▸ **Work to be completed**:
Render every line of all the records below as a JSON list of strings, one string per line, omitting blank lines. Leave the pictures out of the list.

▸ **Records for processing**:
=-=-=-=-=

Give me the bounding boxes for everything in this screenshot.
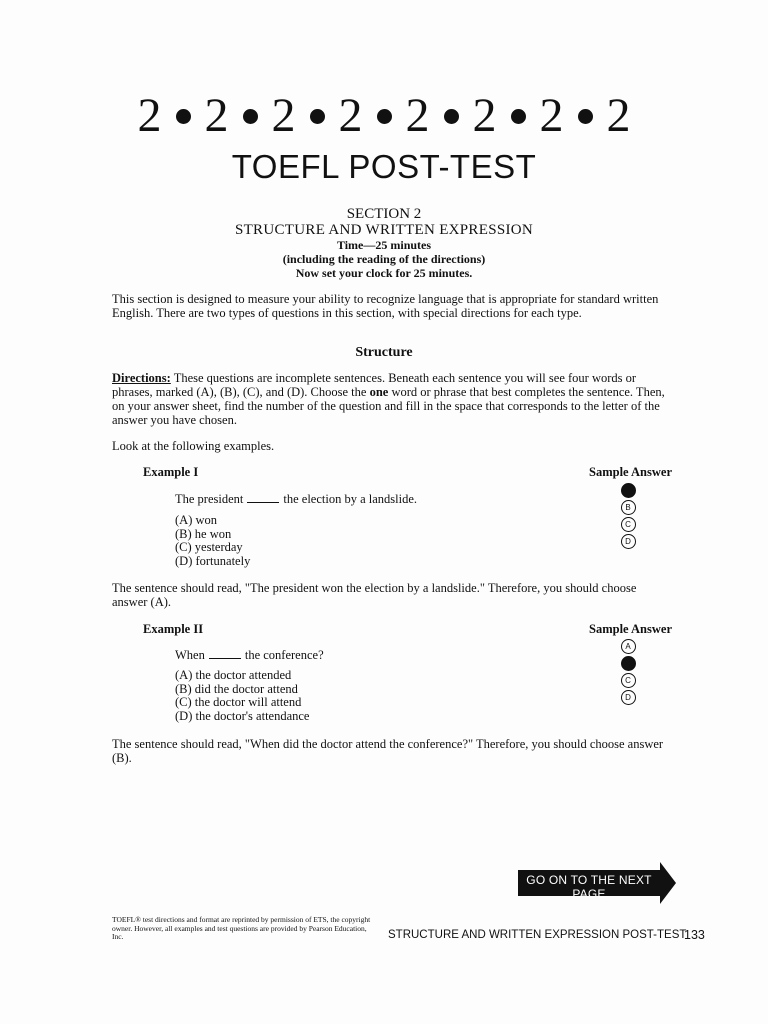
example-1-explanation: The sentence should read, "The president won the election by a landslide." Therefore, you should choose answer (A). — [112, 581, 637, 609]
section-label: SECTION 2 — [346, 206, 422, 222]
answer-bubble-b: B — [621, 500, 636, 515]
banner-digit: 2 — [405, 89, 430, 142]
banner-digit: 2 — [539, 89, 564, 142]
directions-text: These questions are incomplete sentences. Beneath each sentence you will see four words or phrases, marked (A), (B), (C), and (D). Choose the — [112, 371, 637, 399]
option-c: (C) the doctor will attend — [175, 695, 302, 709]
banner-digit: 2 — [271, 89, 296, 142]
option-b: (B) did the doctor attend — [175, 681, 298, 696]
directions-emphasis: one — [369, 385, 389, 399]
example-2-label: Example II — [143, 622, 204, 636]
banner-digit: 2 — [204, 89, 229, 142]
banner-digit: 2 — [472, 89, 497, 142]
look-instruction: Look at the following examples. — [112, 439, 275, 453]
section-name: STRUCTURE AND WRITTEN EXPRESSION — [234, 222, 534, 238]
bullet-dot — [444, 109, 459, 124]
sample-answer-label: Sample Answer — [589, 465, 672, 479]
sample-answer-label: Sample Answer — [589, 622, 672, 636]
question-end: the conference? — [244, 648, 324, 662]
bullet-dot — [578, 109, 593, 124]
answer-bubble-b — [621, 656, 636, 671]
option-a: (A) won — [175, 513, 218, 527]
banner-digit: 2 — [338, 89, 363, 142]
option-c: (C) yesterday — [175, 540, 243, 554]
copyright-note: TOEFL® test directions and format are reprinted by permission of ETS, the copyright owner. However, all examples and test questions are provided by Pearson Education, Inc. — [112, 915, 371, 941]
banner-digit: 2 — [137, 89, 162, 142]
time-limit: Time—25 minutes — [336, 238, 432, 252]
answer-bubble-c: C — [621, 517, 636, 532]
example-1-answer-bubbles — [618, 483, 638, 549]
clock-instruction: Now set your clock for 25 minutes. — [295, 266, 473, 280]
section-number-banner — [0, 88, 768, 144]
banner-digit: 2 — [606, 89, 631, 142]
running-footer-title: STRUCTURE AND WRITTEN EXPRESSION POST-TEST — [388, 929, 687, 941]
structure-heading: Structure — [355, 345, 413, 360]
answer-blank — [209, 658, 241, 659]
answer-bubble-a: A — [621, 639, 636, 654]
option-a: (A) the doctor attended — [175, 668, 292, 682]
bullet-dot — [377, 109, 392, 124]
directions-label: Directions: — [112, 371, 171, 385]
example-1-question — [175, 492, 417, 507]
question-start: When — [175, 648, 205, 662]
bullet-dot — [511, 109, 526, 124]
directions-text: word or phrase that best completes the sentence. Then, on your answer sheet, find the number of the question and fill in the space that corresponds to the letter of the answer you have chosen. — [112, 385, 665, 427]
bullet-dot — [243, 109, 258, 124]
answer-bubble-a — [621, 483, 636, 498]
next-page-label: GO ON TO THE NEXT PAGE — [526, 873, 652, 901]
question-start: The president — [175, 492, 244, 506]
example-1-label: Example I — [143, 465, 199, 479]
example-2-explanation: The sentence should read, "When did the doctor attend the conference?" Therefore, you should choose answer (B). — [112, 737, 664, 765]
answer-bubble-c: C — [621, 673, 636, 688]
answer-bubble-d: D — [621, 534, 636, 549]
option-b: (B) he won — [175, 526, 232, 541]
page-number: 133 — [684, 928, 705, 942]
bullet-dot — [310, 109, 325, 124]
example-2-question — [175, 648, 324, 663]
time-note: (including the reading of the directions) — [282, 252, 486, 266]
example-2-options — [175, 669, 310, 723]
answer-bubble-d: D — [621, 690, 636, 705]
question-end: the election by a landslide. — [283, 492, 418, 506]
answer-blank — [247, 502, 279, 503]
option-d: (D) fortunately — [175, 553, 251, 568]
bullet-dot — [176, 109, 191, 124]
option-d: (D) the doctor's attendance — [175, 708, 310, 723]
intro-paragraph: This section is designed to measure your ability to recognize language that is appropriate for standard written English. There are two types of questions in this section, with special directions for each type. — [112, 292, 659, 320]
directions-paragraph — [112, 371, 672, 427]
page-title: TOEFL POST-TEST — [231, 148, 537, 185]
example-2-answer-bubbles — [618, 639, 638, 705]
example-1-options — [175, 514, 250, 568]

=-=-=-=-=

▸ **Finished answer**:
[
  "Give me the bounding boxes for everything in this screenshot.",
  "example-1-explanation: The sentence should read, \"The president won the election by a landslide.\" Therefore, you should choose answer (A). — [112, 581, 637, 609]",
  "section-label: SECTION 2 — [346, 206, 422, 222]",
  "answer-bubble-b: B — [621, 500, 636, 515]",
  "banner-digit: 2 — [405, 89, 430, 142]",
  "banner-digit: 2 — [539, 89, 564, 142]",
  "directions-text: These questions are incomplete sentences. Beneath each sentence you will see four words or phrases, marked (A), (B), (C), and (D). Choose the — [112, 371, 637, 399]",
  "option-c: (C) the doctor will attend — [175, 695, 302, 709]",
  "banner-digit: 2 — [271, 89, 296, 142]",
  "option-b: (B) did the doctor attend — [175, 681, 298, 696]",
  "directions-emphasis: one — [369, 385, 389, 399]",
  "example-2-label: Example II — [143, 622, 204, 636]",
  "banner-digit: 2 — [204, 89, 229, 142]",
  "banner-digit: 2 — [472, 89, 497, 142]",
  "look-instruction: Look at the following examples. — [112, 439, 275, 453]",
  "section-name: STRUCTURE AND WRITTEN EXPRESSION — [234, 222, 534, 238]",
  "bullet-dot — [444, 109, 459, 124]",
  "sample-answer-label: Sample Answer — [589, 465, 672, 479]",
  "sample-answer-label: Sample Answer — [589, 622, 672, 636]",
  "question-end: the conference? — [244, 648, 324, 662]",
  "bullet-dot — [578, 109, 593, 124]",
  "answer-bubble-b — [621, 656, 636, 671]",
  "option-a: (A) won — [175, 513, 218, 527]",
  "banner-digit: 2 — [338, 89, 363, 142]",
  "option-c: (C) yesterday — [175, 540, 243, 554]",
  "copyright-note: TOEFL® test directions and format are reprinted by permission of ETS, the copyright owner. However, all examples and test questions are provided by Pearson Education, Inc. — [112, 915, 371, 941]",
  "banner-digit: 2 — [137, 89, 162, 142]",
  "time-limit: Time—25 minutes — [336, 238, 432, 252]",
  "answer-bubble-c: C — [621, 517, 636, 532]",
  "example-1-answer-bubbles — [618, 483, 638, 549]",
  "clock-instruction: Now set your clock for 25 minutes. — [295, 266, 473, 280]",
  "section-number-banner — [0, 88, 768, 144]",
  "banner-digit: 2 — [606, 89, 631, 142]",
  "running-footer-title: STRUCTURE AND WRITTEN EXPRESSION POST-TEST — [388, 929, 687, 941]",
  "structure-heading: Structure — [355, 345, 413, 360]",
  "answer-blank — [209, 658, 241, 659]",
  "answer-bubble-a: A — [621, 639, 636, 654]",
  "option-a: (A) the doctor attended — [175, 668, 292, 682]",
  "bullet-dot — [377, 109, 392, 124]",
  "directions-label: Directions: — [112, 371, 171, 385]",
  "example-1-question — [175, 492, 417, 507]",
  "question-start: When — [175, 648, 205, 662]",
  "bullet-dot — [511, 109, 526, 124]",
  "directions-text: word or phrase that best completes the sentence. Then, on your answer sheet, find the number of the question and fill in the space that corresponds to the letter of the answer you have chosen. — [112, 385, 665, 427]",
  "bullet-dot — [243, 109, 258, 124]",
  "answer-bubble-a — [621, 483, 636, 498]",
  "next-page-label: GO ON TO THE NEXT PAGE — [526, 873, 652, 901]",
  "question-start: The president — [175, 492, 244, 506]",
  "example-1-label: Example I — [143, 465, 199, 479]",
  "example-2-explanation: The sentence should read, \"When did the doctor attend the conference?\" Therefore, you should choose answer (B). — [112, 737, 664, 765]",
  "answer-bubble-c: C — [621, 673, 636, 688]",
  "answer-bubble-d: D — [621, 534, 636, 549]",
  "option-b: (B) he won — [175, 526, 232, 541]",
  "page-number: 133 — [684, 928, 705, 942]",
  "bullet-dot — [310, 109, 325, 124]",
  "example-2-question — [175, 648, 324, 663]",
  "time-note: (including the reading of the directions) — [282, 252, 486, 266]",
  "example-2-options — [175, 669, 310, 723]",
  "answer-bubble-d: D — [621, 690, 636, 705]",
  "question-end: the election by a landslide. — [283, 492, 418, 506]",
  "answer-blank — [247, 502, 279, 503]",
  "option-d: (D) fortunately — [175, 553, 251, 568]",
  "bullet-dot — [176, 109, 191, 124]",
  "option-d: (D) the doctor's attendance — [175, 708, 310, 723]",
  "intro-paragraph: This section is designed to measure your ability to recognize language that is appropriate for standard written English. There are two types of questions in this section, with special directions for each type. — [112, 292, 659, 320]",
  "directions-paragraph — [112, 371, 672, 427]",
  "page-title: TOEFL POST-TEST — [231, 148, 537, 185]",
  "example-2-answer-bubbles — [618, 639, 638, 705]",
  "example-1-options — [175, 514, 250, 568]"
]